## start

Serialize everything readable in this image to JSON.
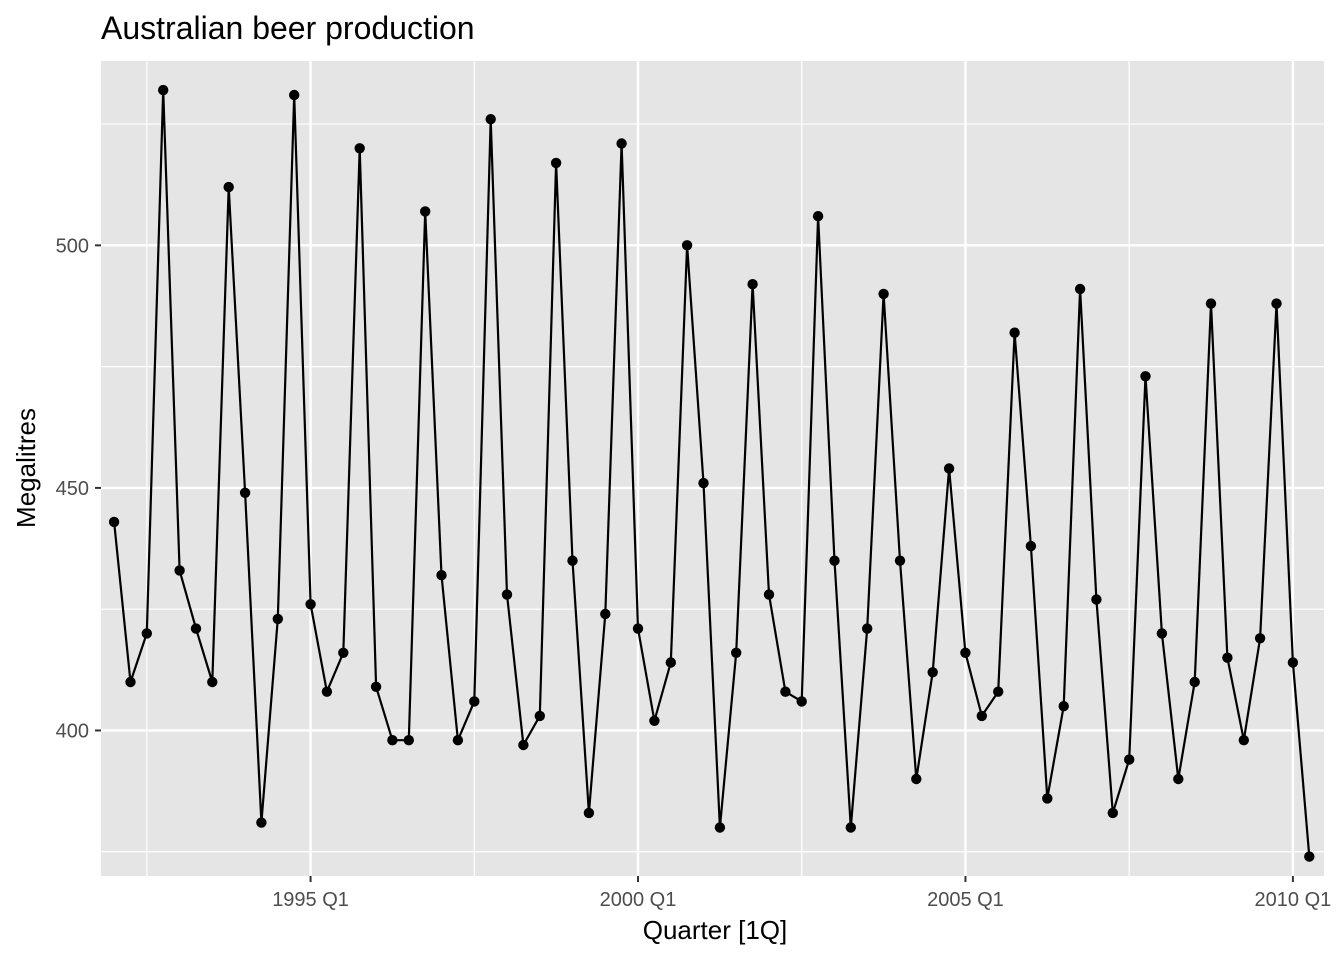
{
  "chart_data": {
    "type": "line",
    "title": "Australian beer production",
    "xlabel": "Quarter [1Q]",
    "ylabel": "Megalitres",
    "grid": true,
    "markers": true,
    "line_color": "#000000",
    "panel_background": "#e5e5e5",
    "grid_color": "#ffffff",
    "x_start": "1992 Q1",
    "x_end": "2010 Q2",
    "xlim": [
      "1991 Q4",
      "2010 Q3"
    ],
    "ylim": [
      370,
      538
    ],
    "x_ticks": [
      "1995 Q1",
      "2000 Q1",
      "2005 Q1",
      "2010 Q1"
    ],
    "y_ticks": [
      400,
      450,
      500
    ],
    "series": [
      {
        "values": [
          443,
          410,
          420,
          532,
          433,
          421,
          410,
          512,
          449,
          381,
          423,
          531,
          426,
          408,
          416,
          520,
          409,
          398,
          398,
          507,
          432,
          398,
          406,
          526,
          428,
          397,
          403,
          517,
          435,
          383,
          424,
          521,
          421,
          402,
          414,
          500,
          451,
          380,
          416,
          492,
          428,
          408,
          406,
          506,
          435,
          380,
          421,
          490,
          435,
          390,
          412,
          454,
          416,
          403,
          408,
          482,
          438,
          386,
          405,
          491,
          427,
          383,
          394,
          473,
          420,
          390,
          410,
          488,
          415,
          398,
          419,
          488,
          414,
          374
        ]
      }
    ]
  }
}
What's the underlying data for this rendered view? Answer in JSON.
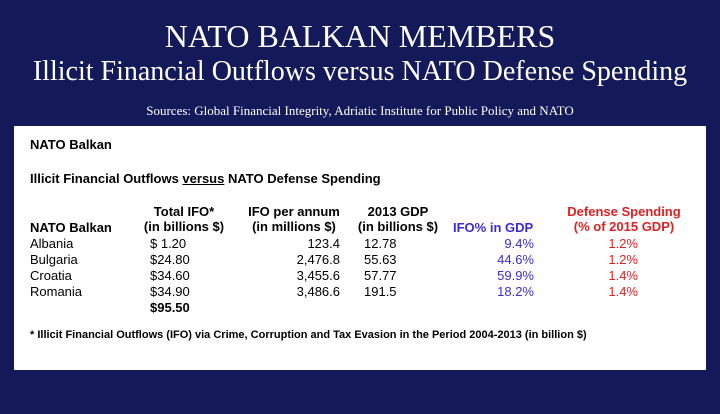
{
  "slide": {
    "title_line1": "NATO BALKAN MEMBERS",
    "title_line2": "Illicit Financial Outflows versus NATO Defense Spending",
    "sources": "Sources: Global Financial Integrity, Adriatic Institute for Public Policy and NATO"
  },
  "panel": {
    "heading": "NATO Balkan",
    "subheading_part1": "Illicit Financial Outflows ",
    "subheading_underlined": "versus",
    "subheading_part2": " NATO Defense Spending",
    "columns": {
      "country": "NATO Balkan",
      "total_ifo_l1": "Total IFO*",
      "total_ifo_l2": "(in billions $)",
      "ifo_annum_l1": "IFO per annum",
      "ifo_annum_l2": "(in millions $)",
      "gdp_l1": "2013 GDP",
      "gdp_l2": "(in billions $)",
      "ifo_pct": "IFO% in GDP",
      "defense_l1": "Defense Spending",
      "defense_l2": "(% of 2015 GDP)"
    },
    "rows": [
      {
        "country": "Albania",
        "total_ifo": "$  1.20",
        "ifo_annum": "123.4",
        "gdp": "12.78",
        "ifo_pct": "9.4%",
        "defense": "1.2%"
      },
      {
        "country": "Bulgaria",
        "total_ifo": "$24.80",
        "ifo_annum": "2,476.8",
        "gdp": "55.63",
        "ifo_pct": "44.6%",
        "defense": "1.2%"
      },
      {
        "country": "Croatia",
        "total_ifo": "$34.60",
        "ifo_annum": "3,455.6",
        "gdp": "57.77",
        "ifo_pct": "59.9%",
        "defense": "1.4%"
      },
      {
        "country": "Romania",
        "total_ifo": "$34.90",
        "ifo_annum": "3,486.6",
        "gdp": "191.5",
        "ifo_pct": "18.2%",
        "defense": "1.4%"
      }
    ],
    "total": "$95.50",
    "footnote": "* Illicit Financial Outflows (IFO) via Crime, Corruption and Tax Evasion in the Period 2004-2013 (in billion $)"
  },
  "colors": {
    "background": "#14195a",
    "ifo_pct": "#3a2bd6",
    "defense": "#e02020"
  }
}
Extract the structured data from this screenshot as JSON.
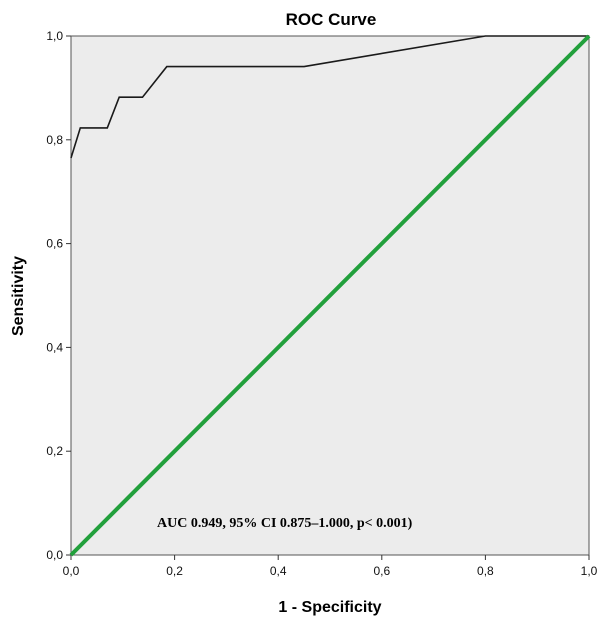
{
  "chart_data": {
    "type": "line",
    "title": "ROC Curve",
    "xlabel": "1 - Specificity",
    "ylabel": "Sensitivity",
    "xlim": [
      0,
      1
    ],
    "ylim": [
      0,
      1
    ],
    "x_ticks": [
      "0,0",
      "0,2",
      "0,4",
      "0,6",
      "0,8",
      "1,0"
    ],
    "y_ticks": [
      "0,0",
      "0,2",
      "0,4",
      "0,6",
      "0,8",
      "1,0"
    ],
    "grid": false,
    "series": [
      {
        "kind": "roc-curve",
        "color": "#1a1a1a",
        "x": [
          0.0,
          0.0,
          0.018,
          0.018,
          0.07,
          0.07,
          0.093,
          0.093,
          0.138,
          0.138,
          0.185,
          0.185,
          0.45,
          0.8,
          1.0
        ],
        "y": [
          0.765,
          0.765,
          0.823,
          0.823,
          0.823,
          0.823,
          0.882,
          0.882,
          0.882,
          0.882,
          0.941,
          0.941,
          0.941,
          1.0,
          1.0
        ]
      },
      {
        "kind": "reference-line",
        "color": "#22a03c",
        "x": [
          0,
          1
        ],
        "y": [
          0,
          1
        ]
      }
    ],
    "annotations": [
      {
        "text": "AUC 0.949, 95% CI 0.875–1.000, p< 0.001)"
      }
    ],
    "colors": {
      "plot_background": "#ececec",
      "frame": "#555555"
    }
  }
}
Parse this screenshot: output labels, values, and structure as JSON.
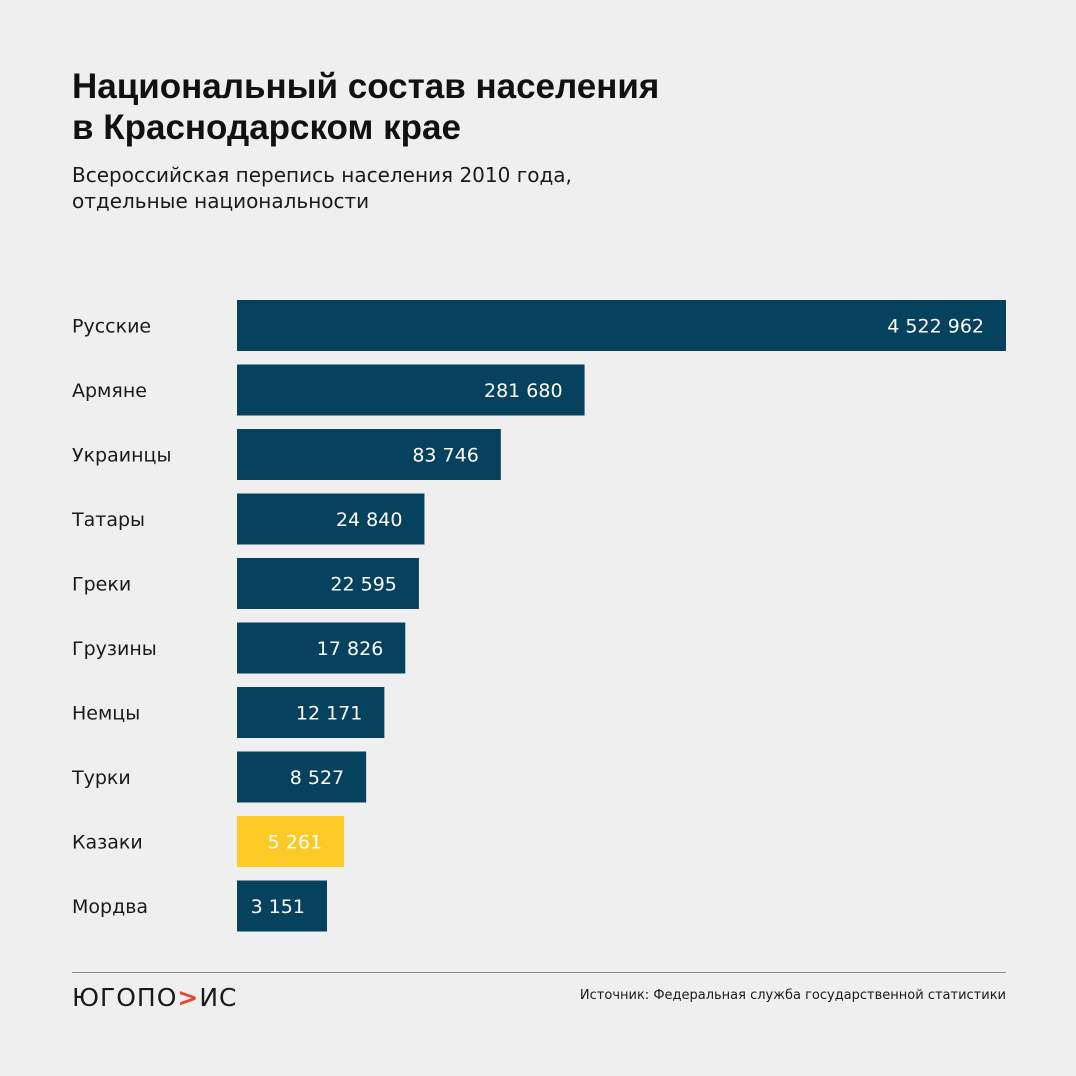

## end

• [What the task asks]:
Your task is to gather all lines from the entries above that hold the word "this".

• [Response]:
Serialize everything readable in this image to JSON.
What's the underlying data for this rendered view? Answer in JSON.
Extract the structured data from this screenshot as JSON.
Parse this screenshot: output labels, values, and structure as JSON.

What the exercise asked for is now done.